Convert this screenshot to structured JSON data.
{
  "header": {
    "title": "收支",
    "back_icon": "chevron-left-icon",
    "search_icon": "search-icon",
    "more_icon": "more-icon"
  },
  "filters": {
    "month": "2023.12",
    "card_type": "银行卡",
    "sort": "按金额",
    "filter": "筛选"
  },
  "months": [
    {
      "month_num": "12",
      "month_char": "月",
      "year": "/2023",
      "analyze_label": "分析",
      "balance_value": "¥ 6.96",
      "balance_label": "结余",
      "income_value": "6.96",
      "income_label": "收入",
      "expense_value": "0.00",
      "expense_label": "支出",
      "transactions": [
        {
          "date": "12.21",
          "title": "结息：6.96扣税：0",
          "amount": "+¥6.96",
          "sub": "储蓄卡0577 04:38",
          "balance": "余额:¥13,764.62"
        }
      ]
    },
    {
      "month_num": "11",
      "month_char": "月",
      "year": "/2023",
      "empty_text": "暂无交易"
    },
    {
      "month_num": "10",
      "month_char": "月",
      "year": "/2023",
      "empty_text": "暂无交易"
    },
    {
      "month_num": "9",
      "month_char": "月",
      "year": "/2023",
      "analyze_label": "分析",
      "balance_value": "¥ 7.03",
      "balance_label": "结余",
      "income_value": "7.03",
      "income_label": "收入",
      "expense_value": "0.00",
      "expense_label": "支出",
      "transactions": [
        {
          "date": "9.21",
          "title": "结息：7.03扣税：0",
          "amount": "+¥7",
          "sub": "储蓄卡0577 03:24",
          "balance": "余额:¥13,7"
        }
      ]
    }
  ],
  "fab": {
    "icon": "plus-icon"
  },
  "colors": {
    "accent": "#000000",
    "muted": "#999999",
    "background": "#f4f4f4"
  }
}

--

- _Task_:
Set down the material above again, word for word.

- _Correct answer_:
Convert this screenshot to structured JSON data.
{
  "header": {
    "title": "收支",
    "back_icon": "chevron-left-icon",
    "search_icon": "search-icon",
    "more_icon": "more-icon"
  },
  "filters": {
    "month": "2023.12",
    "card_type": "银行卡",
    "sort": "按金额",
    "filter": "筛选"
  },
  "months": [
    {
      "month_num": "12",
      "month_char": "月",
      "year": "/2023",
      "analyze_label": "分析",
      "balance_value": "¥ 6.96",
      "balance_label": "结余",
      "income_value": "6.96",
      "income_label": "收入",
      "expense_value": "0.00",
      "expense_label": "支出",
      "transactions": [
        {
          "date": "12.21",
          "title": "结息：6.96扣税：0",
          "amount": "+¥6.96",
          "sub": "储蓄卡0577 04:38",
          "balance": "余额:¥13,764.62"
        }
      ]
    },
    {
      "month_num": "11",
      "month_char": "月",
      "year": "/2023",
      "empty_text": "暂无交易"
    },
    {
      "month_num": "10",
      "month_char": "月",
      "year": "/2023",
      "empty_text": "暂无交易"
    },
    {
      "month_num": "9",
      "month_char": "月",
      "year": "/2023",
      "analyze_label": "分析",
      "balance_value": "¥ 7.03",
      "balance_label": "结余",
      "income_value": "7.03",
      "income_label": "收入",
      "expense_value": "0.00",
      "expense_label": "支出",
      "transactions": [
        {
          "date": "9.21",
          "title": "结息：7.03扣税：0",
          "amount": "+¥7",
          "sub": "储蓄卡0577 03:24",
          "balance": "余额:¥13,7"
        }
      ]
    }
  ],
  "fab": {
    "icon": "plus-icon"
  },
  "colors": {
    "accent": "#000000",
    "muted": "#999999",
    "background": "#f4f4f4"
  }
}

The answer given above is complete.